# start of Supplied passage
The Travails of Mary Leonard and Other Loyalist Women

Easton, Pennsylvania, a town of 500 people, hosted a large prison during the Revolutionary War. Many New Jersey Loyalist prisoners, including Thomas Leonard, were confined there.

- May 1777 -

In early 1777, as New Jersey came back under Continental control, authorities moved against remaining Loyalists. In Monmouth County, 200+ Loyalists were jailed and dozens of others were brought before the New Jersey Council of Safety. At least that many Monmouth Countians went behind British lines where the majority joined the New Jersey Volunteers, a Loyalist corps of the British Army. While some Loyalists brought wives and children with them, the majority did not. The Loyalist women who remained at home posed a substantial challenge to leaders struggling to establish competent and just local government.


As noted in a prior article, Monmouth County lacked a functioning local government in the early months of 1777. The county’s senior military officer, Brigadier General David Forman, was not shy about exercising power to fill that gap. It appears that Forman’s first action involving Loyalist women occurred on April 11 when General Israel Putnam asked Forman to exile the families of two prominent Loyalists:


I have sent down, under escort, the families of Mr. Saunders and Dr. [Absalom] Bainbridge, who are going to New York -- should Mrs. Bainbridge choose to stay for the present & then go, you will permit her to remain at her father's house in Middletown.


Forman executed the order and now apparently believed it was within his power to act against other Loyalist women.


Mary Leonard’s Disaffection

Mary Leonard was from the prominent Lawrence family of Upper Freehold. She was the daughter of Robert Lawrence, a judge of the courts under the Royal Government, who retired from public life at the start of the Revolution. She was also the wife of Thomas Leonard, an early Loyalist and major in the New Jersey Volunteers. On February 18, 1777, Thomas was captured and imprisoned somewhere in Pennsylvania. Mary never learned her husband’s location even after she wrote letters of inquiry about him and requested leniency.


However, Mary Leonard was not an apolitical innocent. As she was advocating for her husband she was also speaking with Jane Morris, the wife of Captain Robert Morris of the New Jersey Volunteers. Robert Morris had made himself particularly obnoxious to New Jersey authorities when he raised a company of New Jersey Volunteers recruits from Shrewsbury in December 1776 and nearly raised another company in February 1777 (Morris missed connecting with the ship sent to take the Loyalists to Sandy Hook).
# end of Supplied passage
# start of Dataset
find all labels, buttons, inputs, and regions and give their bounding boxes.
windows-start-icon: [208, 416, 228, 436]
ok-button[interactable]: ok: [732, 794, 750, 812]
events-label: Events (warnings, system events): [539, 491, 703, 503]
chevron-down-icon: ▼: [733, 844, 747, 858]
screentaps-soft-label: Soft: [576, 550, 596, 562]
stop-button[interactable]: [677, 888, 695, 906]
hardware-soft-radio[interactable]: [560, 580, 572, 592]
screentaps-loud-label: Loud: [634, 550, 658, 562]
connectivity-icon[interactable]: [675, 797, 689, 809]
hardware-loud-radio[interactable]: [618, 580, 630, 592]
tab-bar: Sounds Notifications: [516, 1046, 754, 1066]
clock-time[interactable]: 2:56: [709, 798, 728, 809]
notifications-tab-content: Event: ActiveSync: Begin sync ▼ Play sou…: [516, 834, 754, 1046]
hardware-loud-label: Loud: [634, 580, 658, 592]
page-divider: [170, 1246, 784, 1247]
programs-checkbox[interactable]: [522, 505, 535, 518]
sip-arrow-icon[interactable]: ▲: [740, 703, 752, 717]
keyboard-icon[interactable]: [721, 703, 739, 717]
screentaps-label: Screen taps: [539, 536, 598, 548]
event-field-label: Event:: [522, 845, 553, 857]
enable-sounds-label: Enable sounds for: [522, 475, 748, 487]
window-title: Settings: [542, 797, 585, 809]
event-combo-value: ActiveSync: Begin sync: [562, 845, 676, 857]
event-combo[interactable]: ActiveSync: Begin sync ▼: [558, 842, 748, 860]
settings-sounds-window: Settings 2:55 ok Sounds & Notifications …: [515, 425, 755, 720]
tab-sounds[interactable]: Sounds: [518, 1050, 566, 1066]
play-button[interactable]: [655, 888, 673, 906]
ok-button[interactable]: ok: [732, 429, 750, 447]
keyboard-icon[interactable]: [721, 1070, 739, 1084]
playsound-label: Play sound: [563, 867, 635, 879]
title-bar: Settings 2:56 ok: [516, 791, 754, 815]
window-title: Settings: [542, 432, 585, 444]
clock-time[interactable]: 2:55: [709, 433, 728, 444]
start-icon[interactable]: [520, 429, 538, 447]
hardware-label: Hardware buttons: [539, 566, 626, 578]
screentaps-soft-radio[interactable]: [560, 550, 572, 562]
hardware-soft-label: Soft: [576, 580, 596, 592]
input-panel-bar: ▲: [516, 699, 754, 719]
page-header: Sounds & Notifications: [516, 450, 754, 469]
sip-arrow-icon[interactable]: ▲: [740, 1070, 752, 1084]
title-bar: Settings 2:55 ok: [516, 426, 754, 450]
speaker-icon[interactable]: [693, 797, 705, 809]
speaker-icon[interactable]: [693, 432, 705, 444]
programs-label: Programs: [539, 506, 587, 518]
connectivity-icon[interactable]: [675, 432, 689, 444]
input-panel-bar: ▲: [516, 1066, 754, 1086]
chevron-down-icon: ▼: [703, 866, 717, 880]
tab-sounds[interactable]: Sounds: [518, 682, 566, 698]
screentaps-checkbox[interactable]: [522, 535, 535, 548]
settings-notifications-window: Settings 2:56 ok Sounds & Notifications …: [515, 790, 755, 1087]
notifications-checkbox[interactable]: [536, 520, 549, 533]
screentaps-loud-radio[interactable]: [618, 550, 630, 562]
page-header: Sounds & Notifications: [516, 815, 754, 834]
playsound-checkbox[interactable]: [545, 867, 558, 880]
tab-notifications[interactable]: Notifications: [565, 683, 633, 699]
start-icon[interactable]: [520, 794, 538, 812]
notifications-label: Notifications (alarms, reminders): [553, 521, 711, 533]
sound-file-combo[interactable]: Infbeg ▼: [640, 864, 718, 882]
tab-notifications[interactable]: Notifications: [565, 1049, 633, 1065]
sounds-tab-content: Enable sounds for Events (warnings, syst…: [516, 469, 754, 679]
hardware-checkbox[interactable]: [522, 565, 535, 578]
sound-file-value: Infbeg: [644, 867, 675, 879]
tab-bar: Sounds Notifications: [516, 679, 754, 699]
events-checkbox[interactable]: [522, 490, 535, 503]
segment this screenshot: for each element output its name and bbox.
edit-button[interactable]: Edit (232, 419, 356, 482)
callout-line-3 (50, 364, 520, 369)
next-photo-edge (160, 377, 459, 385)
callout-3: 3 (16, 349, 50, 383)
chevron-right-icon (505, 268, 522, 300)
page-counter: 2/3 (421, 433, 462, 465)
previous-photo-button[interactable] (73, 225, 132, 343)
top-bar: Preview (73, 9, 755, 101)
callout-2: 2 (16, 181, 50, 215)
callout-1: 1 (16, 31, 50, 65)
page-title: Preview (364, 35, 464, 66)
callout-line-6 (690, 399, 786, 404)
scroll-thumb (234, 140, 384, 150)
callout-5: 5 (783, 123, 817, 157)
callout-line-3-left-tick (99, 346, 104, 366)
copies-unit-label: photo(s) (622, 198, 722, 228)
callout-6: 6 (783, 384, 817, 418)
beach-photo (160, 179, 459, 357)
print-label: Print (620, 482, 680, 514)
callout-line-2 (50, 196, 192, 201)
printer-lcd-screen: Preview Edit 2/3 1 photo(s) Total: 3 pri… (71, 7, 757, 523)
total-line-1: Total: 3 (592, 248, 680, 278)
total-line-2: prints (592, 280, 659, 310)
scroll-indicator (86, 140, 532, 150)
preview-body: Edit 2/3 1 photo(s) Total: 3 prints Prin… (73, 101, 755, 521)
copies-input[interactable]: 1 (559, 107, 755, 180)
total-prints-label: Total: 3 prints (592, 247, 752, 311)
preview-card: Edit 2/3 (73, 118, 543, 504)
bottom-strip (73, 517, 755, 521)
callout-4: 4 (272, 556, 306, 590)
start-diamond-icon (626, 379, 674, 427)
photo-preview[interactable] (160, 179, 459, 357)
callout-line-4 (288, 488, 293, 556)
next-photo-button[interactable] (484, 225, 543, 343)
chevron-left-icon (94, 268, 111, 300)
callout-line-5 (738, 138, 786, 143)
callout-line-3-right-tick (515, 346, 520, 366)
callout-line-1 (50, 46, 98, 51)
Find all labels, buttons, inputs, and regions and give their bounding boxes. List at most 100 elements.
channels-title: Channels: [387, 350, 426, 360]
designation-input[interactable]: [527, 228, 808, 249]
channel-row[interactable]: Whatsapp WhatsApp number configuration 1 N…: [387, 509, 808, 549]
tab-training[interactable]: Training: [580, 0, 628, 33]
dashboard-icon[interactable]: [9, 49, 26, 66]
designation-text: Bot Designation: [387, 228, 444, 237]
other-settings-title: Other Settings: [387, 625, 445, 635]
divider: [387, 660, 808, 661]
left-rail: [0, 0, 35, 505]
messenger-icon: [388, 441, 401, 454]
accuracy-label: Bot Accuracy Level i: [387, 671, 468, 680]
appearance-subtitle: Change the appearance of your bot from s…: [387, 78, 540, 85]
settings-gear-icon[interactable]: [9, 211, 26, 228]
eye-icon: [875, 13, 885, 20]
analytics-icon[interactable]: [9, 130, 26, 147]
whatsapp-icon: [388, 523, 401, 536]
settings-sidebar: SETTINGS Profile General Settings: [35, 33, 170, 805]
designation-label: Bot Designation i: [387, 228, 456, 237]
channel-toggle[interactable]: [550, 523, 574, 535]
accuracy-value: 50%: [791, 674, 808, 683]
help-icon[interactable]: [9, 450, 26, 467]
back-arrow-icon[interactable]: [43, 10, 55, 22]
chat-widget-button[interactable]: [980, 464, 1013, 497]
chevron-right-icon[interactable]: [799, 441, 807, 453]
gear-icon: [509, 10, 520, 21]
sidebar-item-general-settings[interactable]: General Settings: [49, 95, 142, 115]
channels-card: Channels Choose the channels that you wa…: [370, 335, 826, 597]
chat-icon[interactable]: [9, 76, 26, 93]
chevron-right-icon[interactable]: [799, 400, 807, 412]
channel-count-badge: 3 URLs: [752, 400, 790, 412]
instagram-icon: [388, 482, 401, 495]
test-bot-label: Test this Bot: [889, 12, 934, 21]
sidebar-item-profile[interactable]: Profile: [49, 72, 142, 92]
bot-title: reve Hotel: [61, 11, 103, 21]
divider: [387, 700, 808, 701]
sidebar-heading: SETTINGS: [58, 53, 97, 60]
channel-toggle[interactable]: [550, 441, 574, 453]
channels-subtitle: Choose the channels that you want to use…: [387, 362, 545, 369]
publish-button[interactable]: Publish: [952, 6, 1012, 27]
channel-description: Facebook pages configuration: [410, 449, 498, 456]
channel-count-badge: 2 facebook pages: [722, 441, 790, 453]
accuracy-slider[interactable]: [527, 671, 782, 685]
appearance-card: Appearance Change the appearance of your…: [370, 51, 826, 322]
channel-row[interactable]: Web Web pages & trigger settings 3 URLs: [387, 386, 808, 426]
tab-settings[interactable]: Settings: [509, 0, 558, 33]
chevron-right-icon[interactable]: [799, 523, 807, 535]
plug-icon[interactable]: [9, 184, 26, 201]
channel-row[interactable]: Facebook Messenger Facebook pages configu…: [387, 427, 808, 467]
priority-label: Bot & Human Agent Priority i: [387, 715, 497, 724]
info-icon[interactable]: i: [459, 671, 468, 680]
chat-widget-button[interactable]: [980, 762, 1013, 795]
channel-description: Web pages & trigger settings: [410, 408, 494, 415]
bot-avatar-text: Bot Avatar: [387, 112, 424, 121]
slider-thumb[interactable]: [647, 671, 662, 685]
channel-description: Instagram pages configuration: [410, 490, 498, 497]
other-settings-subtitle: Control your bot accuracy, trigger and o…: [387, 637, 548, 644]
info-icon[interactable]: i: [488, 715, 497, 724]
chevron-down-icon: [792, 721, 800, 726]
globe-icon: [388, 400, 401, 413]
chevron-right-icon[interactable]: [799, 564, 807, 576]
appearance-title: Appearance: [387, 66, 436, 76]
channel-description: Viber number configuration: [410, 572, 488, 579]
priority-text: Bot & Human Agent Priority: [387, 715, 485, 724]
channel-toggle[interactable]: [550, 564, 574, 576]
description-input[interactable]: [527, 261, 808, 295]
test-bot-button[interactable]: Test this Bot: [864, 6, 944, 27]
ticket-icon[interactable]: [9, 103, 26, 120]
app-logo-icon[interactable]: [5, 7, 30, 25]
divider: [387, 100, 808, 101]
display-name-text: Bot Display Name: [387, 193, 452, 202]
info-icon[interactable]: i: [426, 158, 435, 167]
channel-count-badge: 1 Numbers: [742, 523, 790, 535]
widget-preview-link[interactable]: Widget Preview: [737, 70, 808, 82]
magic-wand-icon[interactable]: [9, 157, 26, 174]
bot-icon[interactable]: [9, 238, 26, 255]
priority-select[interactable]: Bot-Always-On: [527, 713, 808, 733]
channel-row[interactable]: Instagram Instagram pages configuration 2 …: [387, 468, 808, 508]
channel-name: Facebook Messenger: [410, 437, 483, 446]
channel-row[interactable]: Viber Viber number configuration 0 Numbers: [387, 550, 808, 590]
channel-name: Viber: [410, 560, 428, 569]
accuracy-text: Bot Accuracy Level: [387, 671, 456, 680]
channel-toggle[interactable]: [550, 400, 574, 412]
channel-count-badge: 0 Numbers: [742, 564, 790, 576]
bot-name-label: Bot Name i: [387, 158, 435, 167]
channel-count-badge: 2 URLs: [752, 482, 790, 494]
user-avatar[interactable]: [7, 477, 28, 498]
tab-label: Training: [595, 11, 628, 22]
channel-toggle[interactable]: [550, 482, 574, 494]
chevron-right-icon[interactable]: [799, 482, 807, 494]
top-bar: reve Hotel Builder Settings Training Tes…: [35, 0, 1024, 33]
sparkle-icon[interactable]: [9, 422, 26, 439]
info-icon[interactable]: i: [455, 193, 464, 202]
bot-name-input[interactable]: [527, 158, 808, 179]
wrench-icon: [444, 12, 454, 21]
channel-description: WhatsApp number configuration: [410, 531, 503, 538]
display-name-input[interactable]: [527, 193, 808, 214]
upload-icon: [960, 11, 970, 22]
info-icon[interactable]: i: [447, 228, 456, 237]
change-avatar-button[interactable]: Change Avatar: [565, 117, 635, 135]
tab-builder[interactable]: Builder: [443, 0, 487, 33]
# end of Dataset
Could you carry on the article about Mary Leonard and other Loyalist women, picking up after its last sentence? This material comes from a different source than the text.

_Exercise response_
With Robert Morris in hiding, Mary advised Jane to tell her husband not to surrender himself to New Jersey authorities. For this and the nuisance she caused while inquiring about her husband, Mary Leonard was brought before the New Jersey Supreme Court on May 30, 1777. She was indicted as “a pernicious & disaffected woman, a person with a turbulent mind and seditious disposition.” The indictment further read:


Concerning Robert Morris, the husband of Jane, in the presence & hearing of said Jane Morris, did falsely, maliciously and seditiously say & with a loud voice declare "I advise you to inform your husband that the Continental troops and the militia of this State think that he [Robert Morris] is gone off with the King's Party and tell your husband to keep himself secret. I am well informed that the King's troops will be in possession of this country in a few days, and if they [the British Army] find your husband with the Provincials [rebels], they will kill him.


The court declared Mary Leonard’s conduct “to the evil example of all.” Mary’s punishment is unknown but it was apparently light because she remained at large.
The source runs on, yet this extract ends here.